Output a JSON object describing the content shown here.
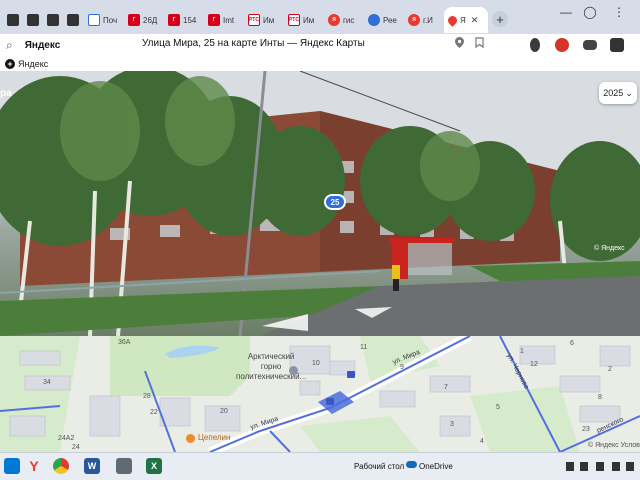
{
  "browser": {
    "tabs": [
      {
        "label": "",
        "icon": "grid-icon"
      },
      {
        "label": "",
        "icon": "grid-icon"
      },
      {
        "label": "",
        "icon": "grid-icon"
      },
      {
        "label": "",
        "icon": "grid-icon"
      },
      {
        "label": "Поч",
        "icon": "mail-icon"
      },
      {
        "label": "26Д",
        "icon": "doc-icon"
      },
      {
        "label": "154",
        "icon": "doc-icon"
      },
      {
        "label": "Imt",
        "icon": "doc-icon"
      },
      {
        "label": "Им",
        "icon": "rtc-icon"
      },
      {
        "label": "Им",
        "icon": "rtc-icon"
      },
      {
        "label": "гис",
        "icon": "yandex-icon"
      },
      {
        "label": "Рее",
        "icon": "globe-icon"
      },
      {
        "label": "г.И",
        "icon": "yandex-icon"
      }
    ],
    "active_tab": {
      "label": "Я",
      "close": "✕",
      "icon": "map-pin-icon"
    },
    "new_tab_symbol": "+",
    "window_controls": {
      "minimize": "—",
      "avatar": "◯",
      "more": "⋮"
    },
    "address": {
      "search_symbol": "⌕",
      "brand": "Яндекс",
      "title": "Улица Мира, 25 на карте Инты — Яндекс Карты"
    },
    "bookmarks": [
      {
        "label": "Яндекс"
      }
    ]
  },
  "street_view": {
    "partial_title": "ра",
    "year": "2025",
    "house_number": "25",
    "watermark": "© Яндекс"
  },
  "map": {
    "labels": [
      {
        "text": "36А"
      },
      {
        "text": "34"
      },
      {
        "text": "28"
      },
      {
        "text": "22"
      },
      {
        "text": "20"
      },
      {
        "text": "24А2"
      },
      {
        "text": "24"
      },
      {
        "text": "11"
      },
      {
        "text": "9"
      },
      {
        "text": "7"
      },
      {
        "text": "6"
      },
      {
        "text": "5"
      },
      {
        "text": "3"
      },
      {
        "text": "2"
      },
      {
        "text": "8"
      },
      {
        "text": "23"
      },
      {
        "text": "12"
      },
      {
        "text": "1"
      },
      {
        "text": "4"
      },
      {
        "text": "10"
      }
    ],
    "poi": {
      "line1": "Арктический",
      "line2": "горно",
      "line3": "политехнический..."
    },
    "cafe": "Цепелин",
    "streets": {
      "mira_top": "ул. Мира",
      "mira_bottom": "ул. Мира",
      "right": "ул. Чернова",
      "bottom_right": "ренского"
    },
    "footer": "© Яндекс  Услов",
    "marker_color": "#4a6cdb",
    "road_color": "#5470e0"
  },
  "taskbar": {
    "desktop_label": "Рабочий стол",
    "onedrive_label": "OneDrive",
    "apps": [
      "windows-icon",
      "yandex-browser-icon",
      "chrome-icon",
      "word-icon",
      "calculator-icon",
      "excel-icon"
    ]
  }
}
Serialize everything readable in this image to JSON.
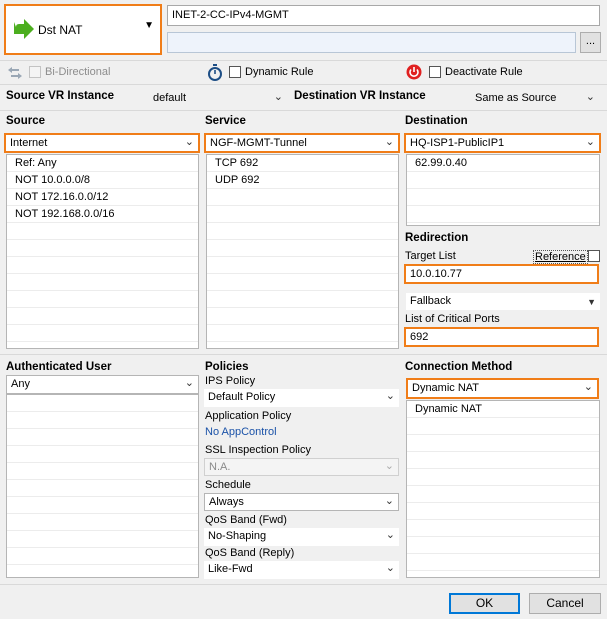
{
  "header": {
    "action": "Dst NAT",
    "rule_name": "INET-2-CC-IPv4-MGMT",
    "description": "",
    "browse_label": "..."
  },
  "options": {
    "bidirectional": "Bi-Directional",
    "dynamic_rule": "Dynamic Rule",
    "deactivate_rule": "Deactivate Rule"
  },
  "vr": {
    "source_label": "Source VR Instance",
    "source_value": "default",
    "dest_label": "Destination VR Instance",
    "dest_value": "Same as Source"
  },
  "source": {
    "label": "Source",
    "value": "Internet",
    "items": [
      "Ref: Any",
      "NOT 10.0.0.0/8",
      "NOT 172.16.0.0/12",
      "NOT 192.168.0.0/16",
      "",
      "",
      "",
      "",
      "",
      "",
      "",
      ""
    ]
  },
  "service": {
    "label": "Service",
    "value": "NGF-MGMT-Tunnel",
    "items": [
      "TCP  692",
      "UDP  692",
      "",
      "",
      "",
      "",
      "",
      "",
      "",
      "",
      "",
      ""
    ]
  },
  "destination": {
    "label": "Destination",
    "value": "HQ-ISP1-PublicIP1",
    "items": [
      "62.99.0.40",
      "",
      "",
      ""
    ]
  },
  "redirection": {
    "label": "Redirection",
    "target_list_label": "Target List",
    "reference_label": "Reference",
    "target_value": "10.0.10.77",
    "fallback_value": "Fallback",
    "critical_ports_label": "List of Critical Ports",
    "critical_ports_value": "692"
  },
  "auth_user": {
    "label": "Authenticated User",
    "value": "Any",
    "items": [
      "",
      "",
      "",
      "",
      "",
      "",
      "",
      "",
      "",
      "",
      ""
    ]
  },
  "policies": {
    "label": "Policies",
    "ips_label": "IPS Policy",
    "ips_value": "Default Policy",
    "app_label": "Application Policy",
    "app_value": "No AppControl",
    "ssl_label": "SSL Inspection Policy",
    "ssl_value": "N.A.",
    "schedule_label": "Schedule",
    "schedule_value": "Always",
    "qos_fwd_label": "QoS Band (Fwd)",
    "qos_fwd_value": "No-Shaping",
    "qos_reply_label": "QoS Band (Reply)",
    "qos_reply_value": "Like-Fwd"
  },
  "connection": {
    "label": "Connection Method",
    "value": "Dynamic NAT",
    "items": [
      "Dynamic NAT",
      "",
      "",
      "",
      "",
      "",
      "",
      "",
      "",
      ""
    ]
  },
  "footer": {
    "ok": "OK",
    "cancel": "Cancel"
  },
  "colors": {
    "highlight": "#f07d18",
    "action_icon": "#4cae1f",
    "deactivate_icon": "#e02020",
    "link": "#1a52a8"
  }
}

**SET EXERCISE**.
Write the records out again in full, exactly, and skip every picture.

**RIGHT ANSWER**.
Output a JSON object describing the content shown here.
{
  "browser": {
    "tabs": [
      {
        "label": "",
        "icon": "grid-icon"
      },
      {
        "label": "",
        "icon": "grid-icon"
      },
      {
        "label": "",
        "icon": "grid-icon"
      },
      {
        "label": "",
        "icon": "grid-icon"
      },
      {
        "label": "Поч",
        "icon": "mail-icon"
      },
      {
        "label": "26Д",
        "icon": "doc-icon"
      },
      {
        "label": "154",
        "icon": "doc-icon"
      },
      {
        "label": "Imt",
        "icon": "doc-icon"
      },
      {
        "label": "Им",
        "icon": "rtc-icon"
      },
      {
        "label": "Им",
        "icon": "rtc-icon"
      },
      {
        "label": "гис",
        "icon": "yandex-icon"
      },
      {
        "label": "Рее",
        "icon": "globe-icon"
      },
      {
        "label": "г.И",
        "icon": "yandex-icon"
      }
    ],
    "active_tab": {
      "label": "Я",
      "close": "✕",
      "icon": "map-pin-icon"
    },
    "new_tab_symbol": "+",
    "window_controls": {
      "minimize": "—",
      "avatar": "◯",
      "more": "⋮"
    },
    "address": {
      "search_symbol": "⌕",
      "brand": "Яндекс",
      "title": "Улица Мира, 25 на карте Инты — Яндекс Карты"
    },
    "bookmarks": [
      {
        "label": "Яндекс"
      }
    ]
  },
  "street_view": {
    "partial_title": "ра",
    "year": "2025",
    "house_number": "25",
    "watermark": "© Яндекс"
  },
  "map": {
    "labels": [
      {
        "text": "36А"
      },
      {
        "text": "34"
      },
      {
        "text": "28"
      },
      {
        "text": "22"
      },
      {
        "text": "20"
      },
      {
        "text": "24А2"
      },
      {
        "text": "24"
      },
      {
        "text": "11"
      },
      {
        "text": "9"
      },
      {
        "text": "7"
      },
      {
        "text": "6"
      },
      {
        "text": "5"
      },
      {
        "text": "3"
      },
      {
        "text": "2"
      },
      {
        "text": "8"
      },
      {
        "text": "23"
      },
      {
        "text": "12"
      },
      {
        "text": "1"
      },
      {
        "text": "4"
      },
      {
        "text": "10"
      }
    ],
    "poi": {
      "line1": "Арктический",
      "line2": "горно",
      "line3": "политехнический..."
    },
    "cafe": "Цепелин",
    "streets": {
      "mira_top": "ул. Мира",
      "mira_bottom": "ул. Мира",
      "right": "ул. Чернова",
      "bottom_right": "ренского"
    },
    "footer": "© Яндекс  Услов",
    "marker_color": "#4a6cdb",
    "road_color": "#5470e0"
  },
  "taskbar": {
    "desktop_label": "Рабочий стол",
    "onedrive_label": "OneDrive",
    "apps": [
      "windows-icon",
      "yandex-browser-icon",
      "chrome-icon",
      "word-icon",
      "calculator-icon",
      "excel-icon"
    ]
  }
}
Serialize everything readable in this image to JSON.
{
  "header": {
    "action": "Dst NAT",
    "rule_name": "INET-2-CC-IPv4-MGMT",
    "description": "",
    "browse_label": "..."
  },
  "options": {
    "bidirectional": "Bi-Directional",
    "dynamic_rule": "Dynamic Rule",
    "deactivate_rule": "Deactivate Rule"
  },
  "vr": {
    "source_label": "Source VR Instance",
    "source_value": "default",
    "dest_label": "Destination VR Instance",
    "dest_value": "Same as Source"
  },
  "source": {
    "label": "Source",
    "value": "Internet",
    "items": [
      "Ref: Any",
      "NOT 10.0.0.0/8",
      "NOT 172.16.0.0/12",
      "NOT 192.168.0.0/16",
      "",
      "",
      "",
      "",
      "",
      "",
      "",
      ""
    ]
  },
  "service": {
    "label": "Service",
    "value": "NGF-MGMT-Tunnel",
    "items": [
      "TCP  692",
      "UDP  692",
      "",
      "",
      "",
      "",
      "",
      "",
      "",
      "",
      "",
      ""
    ]
  },
  "destination": {
    "label": "Destination",
    "value": "HQ-ISP1-PublicIP1",
    "items": [
      "62.99.0.40",
      "",
      "",
      ""
    ]
  },
  "redirection": {
    "label": "Redirection",
    "target_list_label": "Target List",
    "reference_label": "Reference",
    "target_value": "10.0.10.77",
    "fallback_value": "Fallback",
    "critical_ports_label": "List of Critical Ports",
    "critical_ports_value": "692"
  },
  "auth_user": {
    "label": "Authenticated User",
    "value": "Any",
    "items": [
      "",
      "",
      "",
      "",
      "",
      "",
      "",
      "",
      "",
      "",
      ""
    ]
  },
  "policies": {
    "label": "Policies",
    "ips_label": "IPS Policy",
    "ips_value": "Default Policy",
    "app_label": "Application Policy",
    "app_value": "No AppControl",
    "ssl_label": "SSL Inspection Policy",
    "ssl_value": "N.A.",
    "schedule_label": "Schedule",
    "schedule_value": "Always",
    "qos_fwd_label": "QoS Band (Fwd)",
    "qos_fwd_value": "No-Shaping",
    "qos_reply_label": "QoS Band (Reply)",
    "qos_reply_value": "Like-Fwd"
  },
  "connection": {
    "label": "Connection Method",
    "value": "Dynamic NAT",
    "items": [
      "Dynamic NAT",
      "",
      "",
      "",
      "",
      "",
      "",
      "",
      "",
      ""
    ]
  },
  "footer": {
    "ok": "OK",
    "cancel": "Cancel"
  },
  "colors": {
    "highlight": "#f07d18",
    "action_icon": "#4cae1f",
    "deactivate_icon": "#e02020",
    "link": "#1a52a8"
  }
}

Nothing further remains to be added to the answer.